Stored data
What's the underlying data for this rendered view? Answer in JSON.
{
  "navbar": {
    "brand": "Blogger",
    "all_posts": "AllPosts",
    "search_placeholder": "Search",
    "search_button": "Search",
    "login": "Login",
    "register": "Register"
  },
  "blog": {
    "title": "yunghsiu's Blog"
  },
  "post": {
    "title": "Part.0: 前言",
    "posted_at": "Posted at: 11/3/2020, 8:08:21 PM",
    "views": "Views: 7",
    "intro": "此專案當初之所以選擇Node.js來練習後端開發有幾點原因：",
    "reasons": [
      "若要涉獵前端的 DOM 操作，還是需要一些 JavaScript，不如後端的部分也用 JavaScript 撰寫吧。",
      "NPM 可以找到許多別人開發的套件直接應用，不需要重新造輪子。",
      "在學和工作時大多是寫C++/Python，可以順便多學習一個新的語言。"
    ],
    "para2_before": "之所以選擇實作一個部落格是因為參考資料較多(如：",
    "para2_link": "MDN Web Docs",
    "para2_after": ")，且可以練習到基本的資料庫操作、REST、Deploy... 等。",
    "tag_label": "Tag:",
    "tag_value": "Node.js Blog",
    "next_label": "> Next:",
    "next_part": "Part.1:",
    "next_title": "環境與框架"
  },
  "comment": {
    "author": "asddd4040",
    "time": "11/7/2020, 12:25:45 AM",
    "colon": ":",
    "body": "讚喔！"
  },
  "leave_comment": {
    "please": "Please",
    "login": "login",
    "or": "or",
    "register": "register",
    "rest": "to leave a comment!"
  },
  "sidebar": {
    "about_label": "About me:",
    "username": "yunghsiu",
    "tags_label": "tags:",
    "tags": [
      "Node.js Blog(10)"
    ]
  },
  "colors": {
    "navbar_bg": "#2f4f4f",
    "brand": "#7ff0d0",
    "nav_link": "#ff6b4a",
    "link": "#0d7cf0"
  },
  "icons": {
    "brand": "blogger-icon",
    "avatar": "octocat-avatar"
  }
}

## What the task requires:
Write out the whole listing again, exactly as it stands.

## Exercise result:
What's the underlying data for this rendered view? Answer in JSON.
{
  "navbar": {
    "brand": "Blogger",
    "all_posts": "AllPosts",
    "search_placeholder": "Search",
    "search_button": "Search",
    "login": "Login",
    "register": "Register"
  },
  "blog": {
    "title": "yunghsiu's Blog"
  },
  "post": {
    "title": "Part.0: 前言",
    "posted_at": "Posted at: 11/3/2020, 8:08:21 PM",
    "views": "Views: 7",
    "intro": "此專案當初之所以選擇Node.js來練習後端開發有幾點原因：",
    "reasons": [
      "若要涉獵前端的 DOM 操作，還是需要一些 JavaScript，不如後端的部分也用 JavaScript 撰寫吧。",
      "NPM 可以找到許多別人開發的套件直接應用，不需要重新造輪子。",
      "在學和工作時大多是寫C++/Python，可以順便多學習一個新的語言。"
    ],
    "para2_before": "之所以選擇實作一個部落格是因為參考資料較多(如：",
    "para2_link": "MDN Web Docs",
    "para2_after": ")，且可以練習到基本的資料庫操作、REST、Deploy... 等。",
    "tag_label": "Tag:",
    "tag_value": "Node.js Blog",
    "next_label": "> Next:",
    "next_part": "Part.1:",
    "next_title": "環境與框架"
  },
  "comment": {
    "author": "asddd4040",
    "time": "11/7/2020, 12:25:45 AM",
    "colon": ":",
    "body": "讚喔！"
  },
  "leave_comment": {
    "please": "Please",
    "login": "login",
    "or": "or",
    "register": "register",
    "rest": "to leave a comment!"
  },
  "sidebar": {
    "about_label": "About me:",
    "username": "yunghsiu",
    "tags_label": "tags:",
    "tags": [
      "Node.js Blog(10)"
    ]
  },
  "colors": {
    "navbar_bg": "#2f4f4f",
    "brand": "#7ff0d0",
    "nav_link": "#ff6b4a",
    "link": "#0d7cf0"
  },
  "icons": {
    "brand": "blogger-icon",
    "avatar": "octocat-avatar"
  }
}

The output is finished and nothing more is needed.